Drop the pictures, then extract the listing word for word.

Exercise inputs:
◆ ◆ ◆

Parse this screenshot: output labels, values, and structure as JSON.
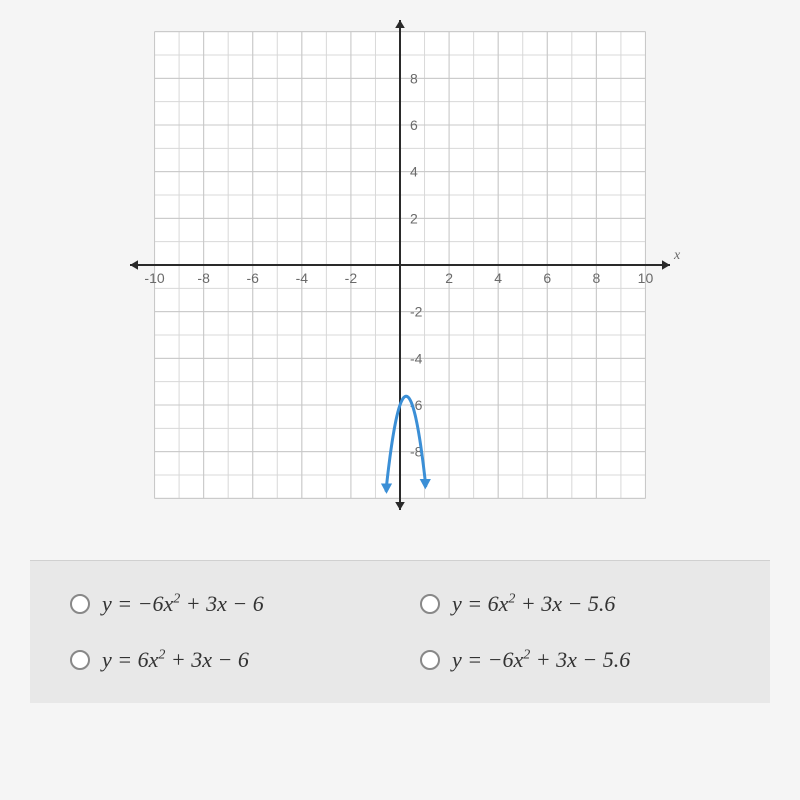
{
  "chart": {
    "type": "line",
    "xlim": [
      -11,
      11
    ],
    "ylim": [
      -10.5,
      10.5
    ],
    "xtick_positions": [
      -10,
      -8,
      -6,
      -4,
      -2,
      2,
      4,
      6,
      8,
      10
    ],
    "ytick_positions": [
      -8,
      -6,
      -4,
      -2,
      2,
      4,
      6,
      8
    ],
    "x_axis_label": "x",
    "grid_color": "#c8c8c8",
    "minor_grid_color": "#d8d8d8",
    "axis_color": "#2a2a2a",
    "tick_label_color": "#6a6a6a",
    "tick_fontsize": 14,
    "background_color": "#ffffff",
    "outer_background": "#f5f5f5",
    "curve_color": "#3b8fd6",
    "curve_width": 3,
    "arrow_size": 8,
    "parabola": {
      "a": -6,
      "b": 3,
      "c": -6,
      "vertex_x": 0.25,
      "vertex_y": -5.625,
      "x_range": [
        -0.57,
        1.05
      ]
    },
    "x_axis_arrow_color": "#2a2a2a",
    "y_axis_arrow_color": "#2a2a2a"
  },
  "answers": {
    "options": [
      {
        "id": "opt1",
        "html": "<i>y</i> = −6<i>x</i><sup>2</sup> + 3<i>x</i> − 6"
      },
      {
        "id": "opt2",
        "html": "<i>y</i> = 6<i>x</i><sup>2</sup> + 3<i>x</i> − 5.6"
      },
      {
        "id": "opt3",
        "html": "<i>y</i> = 6<i>x</i><sup>2</sup> + 3<i>x</i> − 6"
      },
      {
        "id": "opt4",
        "html": "<i>y</i> = −6<i>x</i><sup>2</sup> + 3<i>x</i> − 5.6"
      }
    ],
    "panel_background": "#e8e8e8",
    "radio_border": "#888888",
    "text_color": "#333333",
    "fontsize": 22
  }
}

◆ ◆ ◆

Answer to this exercise:
Parse this screenshot: output labels, values, and structure as JSON.
{
  "chart": {
    "type": "line",
    "xlim": [
      -11,
      11
    ],
    "ylim": [
      -10.5,
      10.5
    ],
    "xtick_positions": [
      -10,
      -8,
      -6,
      -4,
      -2,
      2,
      4,
      6,
      8,
      10
    ],
    "ytick_positions": [
      -8,
      -6,
      -4,
      -2,
      2,
      4,
      6,
      8
    ],
    "x_axis_label": "x",
    "grid_color": "#c8c8c8",
    "minor_grid_color": "#d8d8d8",
    "axis_color": "#2a2a2a",
    "tick_label_color": "#6a6a6a",
    "tick_fontsize": 14,
    "background_color": "#ffffff",
    "outer_background": "#f5f5f5",
    "curve_color": "#3b8fd6",
    "curve_width": 3,
    "arrow_size": 8,
    "parabola": {
      "a": -6,
      "b": 3,
      "c": -6,
      "vertex_x": 0.25,
      "vertex_y": -5.625,
      "x_range": [
        -0.57,
        1.05
      ]
    },
    "x_axis_arrow_color": "#2a2a2a",
    "y_axis_arrow_color": "#2a2a2a"
  },
  "answers": {
    "options": [
      {
        "id": "opt1",
        "html": "<i>y</i> = −6<i>x</i><sup>2</sup> + 3<i>x</i> − 6"
      },
      {
        "id": "opt2",
        "html": "<i>y</i> = 6<i>x</i><sup>2</sup> + 3<i>x</i> − 5.6"
      },
      {
        "id": "opt3",
        "html": "<i>y</i> = 6<i>x</i><sup>2</sup> + 3<i>x</i> − 6"
      },
      {
        "id": "opt4",
        "html": "<i>y</i> = −6<i>x</i><sup>2</sup> + 3<i>x</i> − 5.6"
      }
    ],
    "panel_background": "#e8e8e8",
    "radio_border": "#888888",
    "text_color": "#333333",
    "fontsize": 22
  }
}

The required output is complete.